## TASK DESCRIPTION
Return every record below exactly as written, omitting any pictures.

## RECORD EXTRACTS
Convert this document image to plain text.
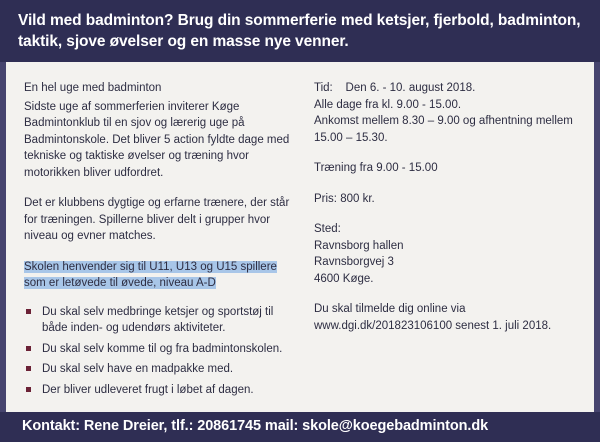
Vild med badminton? Brug din sommerferie med ketsjer, fjerbold, badminton, taktik, sjove øvelser og en masse nye venner.

En hel uge med badminton

Sidste uge af sommerferien inviterer Køge Badmintonklub til en sjov og lærerig uge på Badmintonskole. Det bliver 5 action fyldte dage med tekniske og taktiske øvelser og træning hvor motorikken bliver udfordret.

Det er klubbens dygtige og erfarne trænere, der står for træningen. Spillerne bliver delt i grupper hvor niveau og evner matches.

Skolen henvender sig til U11, U13 og U15 spillere som er letøvede til øvede, niveau A-D
Du skal selv medbringe ketsjer og sportstøj til både inden- og udendørs aktiviteter.
Du skal selv komme til og fra badmintonskolen.
Du skal selv have en madpakke med.
Der bliver udleveret frugt i løbet af dagen.
Tid: Den 6. - 10. august 2018.
Alle dage fra kl. 9.00 - 15.00.
Ankomst mellem 8.30 – 9.00 og afhentning mellem
15.00 – 15.30.
Træning fra 9.00 - 15.00
Pris: 800 kr.
Sted:
Ravnsborg hallen
Ravnsborgvej 3
4600 Køge.
Du skal tilmelde dig online via
www.dgi.dk/201823106100 senest 1. juli 2018.
Kontakt: Rene Dreier, tlf.: 20861745 mail: skole@koegebadminton.dk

## RESULT
Convert this document image to plain text.
Vild med badminton? Brug din sommerferie med ketsjer, fjerbold, badminton, taktik, sjove øvelser og en masse nye venner.

En hel uge med badminton

Sidste uge af sommerferien inviterer Køge Badmintonklub til en sjov og lærerig uge på Badmintonskole. Det bliver 5 action fyldte dage med tekniske og taktiske øvelser og træning hvor motorikken bliver udfordret.

Det er klubbens dygtige og erfarne trænere, der står for træningen. Spillerne bliver delt i grupper hvor niveau og evner matches.

Skolen henvender sig til U11, U13 og U15 spillere som er letøvede til øvede, niveau A-D
Du skal selv medbringe ketsjer og sportstøj til både inden- og udendørs aktiviteter.
Du skal selv komme til og fra badmintonskolen.
Du skal selv have en madpakke med.
Der bliver udleveret frugt i løbet af dagen.
Tid: Den 6. - 10. august 2018.
Alle dage fra kl. 9.00 - 15.00.
Ankomst mellem 8.30 – 9.00 og afhentning mellem
15.00 – 15.30.
Træning fra 9.00 - 15.00
Pris: 800 kr.
Sted:
Ravnsborg hallen
Ravnsborgvej 3
4600 Køge.
Du skal tilmelde dig online via
www.dgi.dk/201823106100 senest 1. juli 2018.
Kontakt: Rene Dreier, tlf.: 20861745 mail: skole@koegebadminton.dk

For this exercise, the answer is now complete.